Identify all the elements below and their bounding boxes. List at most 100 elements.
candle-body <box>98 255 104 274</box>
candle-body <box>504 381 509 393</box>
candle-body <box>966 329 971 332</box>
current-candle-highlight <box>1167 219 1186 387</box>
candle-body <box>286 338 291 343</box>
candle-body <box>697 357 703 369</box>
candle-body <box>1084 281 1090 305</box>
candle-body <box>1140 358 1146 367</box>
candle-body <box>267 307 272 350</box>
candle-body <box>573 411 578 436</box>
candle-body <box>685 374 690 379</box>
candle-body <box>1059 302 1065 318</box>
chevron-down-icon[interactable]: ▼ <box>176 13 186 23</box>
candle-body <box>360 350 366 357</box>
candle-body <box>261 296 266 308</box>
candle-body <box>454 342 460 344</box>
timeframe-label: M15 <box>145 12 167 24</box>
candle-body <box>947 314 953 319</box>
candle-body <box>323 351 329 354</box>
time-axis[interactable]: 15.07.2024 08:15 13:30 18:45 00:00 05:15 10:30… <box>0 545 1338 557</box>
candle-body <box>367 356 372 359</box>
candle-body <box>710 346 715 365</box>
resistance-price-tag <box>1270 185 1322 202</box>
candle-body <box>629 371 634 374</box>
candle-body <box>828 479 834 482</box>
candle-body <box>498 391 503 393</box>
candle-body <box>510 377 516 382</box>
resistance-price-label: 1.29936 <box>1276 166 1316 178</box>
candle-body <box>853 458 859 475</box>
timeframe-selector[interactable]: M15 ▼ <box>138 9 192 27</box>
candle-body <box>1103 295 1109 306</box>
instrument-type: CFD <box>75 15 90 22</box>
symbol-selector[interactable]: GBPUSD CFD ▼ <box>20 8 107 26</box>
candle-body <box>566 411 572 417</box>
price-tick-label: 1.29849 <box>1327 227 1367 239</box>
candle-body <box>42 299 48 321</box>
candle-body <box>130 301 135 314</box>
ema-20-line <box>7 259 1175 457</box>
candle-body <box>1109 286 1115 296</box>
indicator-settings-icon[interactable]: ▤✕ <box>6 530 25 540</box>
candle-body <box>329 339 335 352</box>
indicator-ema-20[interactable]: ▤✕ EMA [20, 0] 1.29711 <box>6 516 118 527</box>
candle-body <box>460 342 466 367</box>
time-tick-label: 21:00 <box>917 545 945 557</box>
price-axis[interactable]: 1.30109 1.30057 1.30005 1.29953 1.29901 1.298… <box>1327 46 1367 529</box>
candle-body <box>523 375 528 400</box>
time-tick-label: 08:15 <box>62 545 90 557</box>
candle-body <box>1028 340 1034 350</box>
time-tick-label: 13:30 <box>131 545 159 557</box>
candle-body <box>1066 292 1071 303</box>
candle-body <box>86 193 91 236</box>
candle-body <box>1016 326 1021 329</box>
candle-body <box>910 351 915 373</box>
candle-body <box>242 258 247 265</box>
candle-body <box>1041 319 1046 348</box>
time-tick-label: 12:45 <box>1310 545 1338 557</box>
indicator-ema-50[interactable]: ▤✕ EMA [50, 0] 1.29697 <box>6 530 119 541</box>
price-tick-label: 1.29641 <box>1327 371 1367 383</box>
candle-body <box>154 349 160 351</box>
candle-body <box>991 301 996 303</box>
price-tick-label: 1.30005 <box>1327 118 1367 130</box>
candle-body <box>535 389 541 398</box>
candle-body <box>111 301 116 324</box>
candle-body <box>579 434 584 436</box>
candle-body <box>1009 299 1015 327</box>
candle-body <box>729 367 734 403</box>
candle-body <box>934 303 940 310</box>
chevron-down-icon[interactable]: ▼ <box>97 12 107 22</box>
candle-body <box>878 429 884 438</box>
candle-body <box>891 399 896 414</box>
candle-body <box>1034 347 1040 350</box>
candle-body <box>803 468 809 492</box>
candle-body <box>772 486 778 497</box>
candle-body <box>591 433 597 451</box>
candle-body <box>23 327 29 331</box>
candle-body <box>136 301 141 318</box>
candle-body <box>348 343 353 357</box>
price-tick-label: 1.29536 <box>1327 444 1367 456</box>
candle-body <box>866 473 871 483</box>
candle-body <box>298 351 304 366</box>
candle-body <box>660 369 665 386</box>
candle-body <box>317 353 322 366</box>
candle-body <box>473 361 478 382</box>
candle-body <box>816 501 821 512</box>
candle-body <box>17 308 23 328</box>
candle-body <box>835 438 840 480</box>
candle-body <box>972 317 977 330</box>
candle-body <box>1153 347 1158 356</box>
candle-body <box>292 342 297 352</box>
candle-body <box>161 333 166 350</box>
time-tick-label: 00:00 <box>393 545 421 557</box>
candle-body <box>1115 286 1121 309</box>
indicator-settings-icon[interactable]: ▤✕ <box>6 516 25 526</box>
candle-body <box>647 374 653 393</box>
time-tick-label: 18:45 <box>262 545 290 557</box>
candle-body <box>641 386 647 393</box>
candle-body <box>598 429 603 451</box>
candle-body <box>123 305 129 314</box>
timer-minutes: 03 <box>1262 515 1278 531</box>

**Stated goal**
Convert every line of the records into a JSON list of strings, one string per line, with blank lines omitted.

**Reply to the exercise**
[
  "Identify all the elements below and their bounding boxes. List at most 100 elements.",
  "candle-body <box>98 255 104 274</box>",
  "candle-body <box>504 381 509 393</box>",
  "candle-body <box>966 329 971 332</box>",
  "current-candle-highlight <box>1167 219 1186 387</box>",
  "candle-body <box>286 338 291 343</box>",
  "candle-body <box>697 357 703 369</box>",
  "candle-body <box>1084 281 1090 305</box>",
  "candle-body <box>1140 358 1146 367</box>",
  "candle-body <box>267 307 272 350</box>",
  "candle-body <box>573 411 578 436</box>",
  "candle-body <box>685 374 690 379</box>",
  "candle-body <box>1059 302 1065 318</box>",
  "chevron-down-icon[interactable]: ▼ <box>176 13 186 23</box>",
  "candle-body <box>360 350 366 357</box>",
  "candle-body <box>261 296 266 308</box>",
  "candle-body <box>454 342 460 344</box>",
  "timeframe-label: M15 <box>145 12 167 24</box>",
  "candle-body <box>947 314 953 319</box>",
  "candle-body <box>323 351 329 354</box>",
  "time-axis[interactable]: 15.07.2024 08:15 13:30 18:45 00:00 05:15 10:30… <box>0 545 1338 557</box>",
  "candle-body <box>367 356 372 359</box>",
  "candle-body <box>710 346 715 365</box>",
  "resistance-price-tag <box>1270 185 1322 202</box>",
  "candle-body <box>629 371 634 374</box>",
  "candle-body <box>828 479 834 482</box>",
  "candle-body <box>498 391 503 393</box>",
  "candle-body <box>510 377 516 382</box>",
  "resistance-price-label: 1.29936 <box>1276 166 1316 178</box>",
  "candle-body <box>853 458 859 475</box>",
  "timeframe-selector[interactable]: M15 ▼ <box>138 9 192 27</box>",
  "candle-body <box>1103 295 1109 306</box>",
  "instrument-type: CFD <box>75 15 90 22</box>",
  "symbol-selector[interactable]: GBPUSD CFD ▼ <box>20 8 107 26</box>",
  "candle-body <box>566 411 572 417</box>",
  "price-tick-label: 1.29849 <box>1327 227 1367 239</box>",
  "candle-body <box>42 299 48 321</box>",
  "candle-body <box>130 301 135 314</box>",
  "ema-20-line <box>7 259 1175 457</box>",
  "candle-body <box>1109 286 1115 296</box>",
  "indicator-settings-icon[interactable]: ▤✕ <box>6 530 25 540</box>",
  "candle-body <box>329 339 335 352</box>",
  "indicator-ema-20[interactable]: ▤✕ EMA [20, 0] 1.29711 <box>6 516 118 527</box>",
  "candle-body <box>460 342 466 367</box>",
  "time-tick-label: 21:00 <box>917 545 945 557</box>",
  "price-axis[interactable]: 1.30109 1.30057 1.30005 1.29953 1.29901 1.298… <box>1327 46 1367 529</box>",
  "candle-body <box>523 375 528 400</box>",
  "time-tick-label: 08:15 <box>62 545 90 557</box>",
  "candle-body <box>1028 340 1034 350</box>",
  "time-tick-label: 13:30 <box>131 545 159 557</box>",
  "candle-body <box>1066 292 1071 303</box>",
  "candle-body <box>86 193 91 236</box>",
  "candle-body <box>1016 326 1021 329</box>",
  "candle-body <box>910 351 915 373</box>",
  "candle-body <box>242 258 247 265</box>",
  "candle-body <box>1041 319 1046 348</box>",
  "time-tick-label: 12:45 <box>1310 545 1338 557</box>",
  "indicator-ema-50[interactable]: ▤✕ EMA [50, 0] 1.29697 <box>6 530 119 541</box>",
  "price-tick-label: 1.29641 <box>1327 371 1367 383</box>",
  "candle-body <box>154 349 160 351</box>",
  "candle-body <box>991 301 996 303</box>",
  "price-tick-label: 1.30005 <box>1327 118 1367 130</box>",
  "candle-body <box>535 389 541 398</box>",
  "candle-body <box>111 301 116 324</box>",
  "candle-body <box>579 434 584 436</box>",
  "candle-body <box>1009 299 1015 327</box>",
  "candle-body <box>729 367 734 403</box>",
  "candle-body <box>934 303 940 310</box>",
  "chevron-down-icon[interactable]: ▼ <box>97 12 107 22</box>",
  "candle-body <box>878 429 884 438</box>",
  "candle-body <box>891 399 896 414</box>",
  "candle-body <box>1034 347 1040 350</box>",
  "candle-body <box>803 468 809 492</box>",
  "candle-body <box>772 486 778 497</box>",
  "candle-body <box>591 433 597 451</box>",
  "candle-body <box>23 327 29 331</box>",
  "candle-body <box>136 301 141 318</box>",
  "candle-body <box>348 343 353 357</box>",
  "price-tick-label: 1.29536 <box>1327 444 1367 456</box>",
  "candle-body <box>866 473 871 483</box>",
  "candle-body <box>298 351 304 366</box>",
  "candle-body <box>660 369 665 386</box>",
  "candle-body <box>317 353 322 366</box>",
  "candle-body <box>473 361 478 382</box>",
  "candle-body <box>816 501 821 512</box>",
  "candle-body <box>17 308 23 328</box>",
  "candle-body <box>835 438 840 480</box>",
  "candle-body <box>972 317 977 330</box>",
  "candle-body <box>1153 347 1158 356</box>",
  "candle-body <box>292 342 297 352</box>",
  "candle-body <box>161 333 166 350</box>",
  "time-tick-label: 00:00 <box>393 545 421 557</box>",
  "candle-body <box>1115 286 1121 309</box>",
  "indicator-settings-icon[interactable]: ▤✕ <box>6 516 25 526</box>",
  "candle-body <box>647 374 653 393</box>",
  "time-tick-label: 18:45 <box>262 545 290 557</box>",
  "candle-body <box>641 386 647 393</box>",
  "candle-body <box>598 429 603 451</box>",
  "candle-body <box>123 305 129 314</box>",
  "timer-minutes: 03 <box>1262 515 1278 531</box>"
]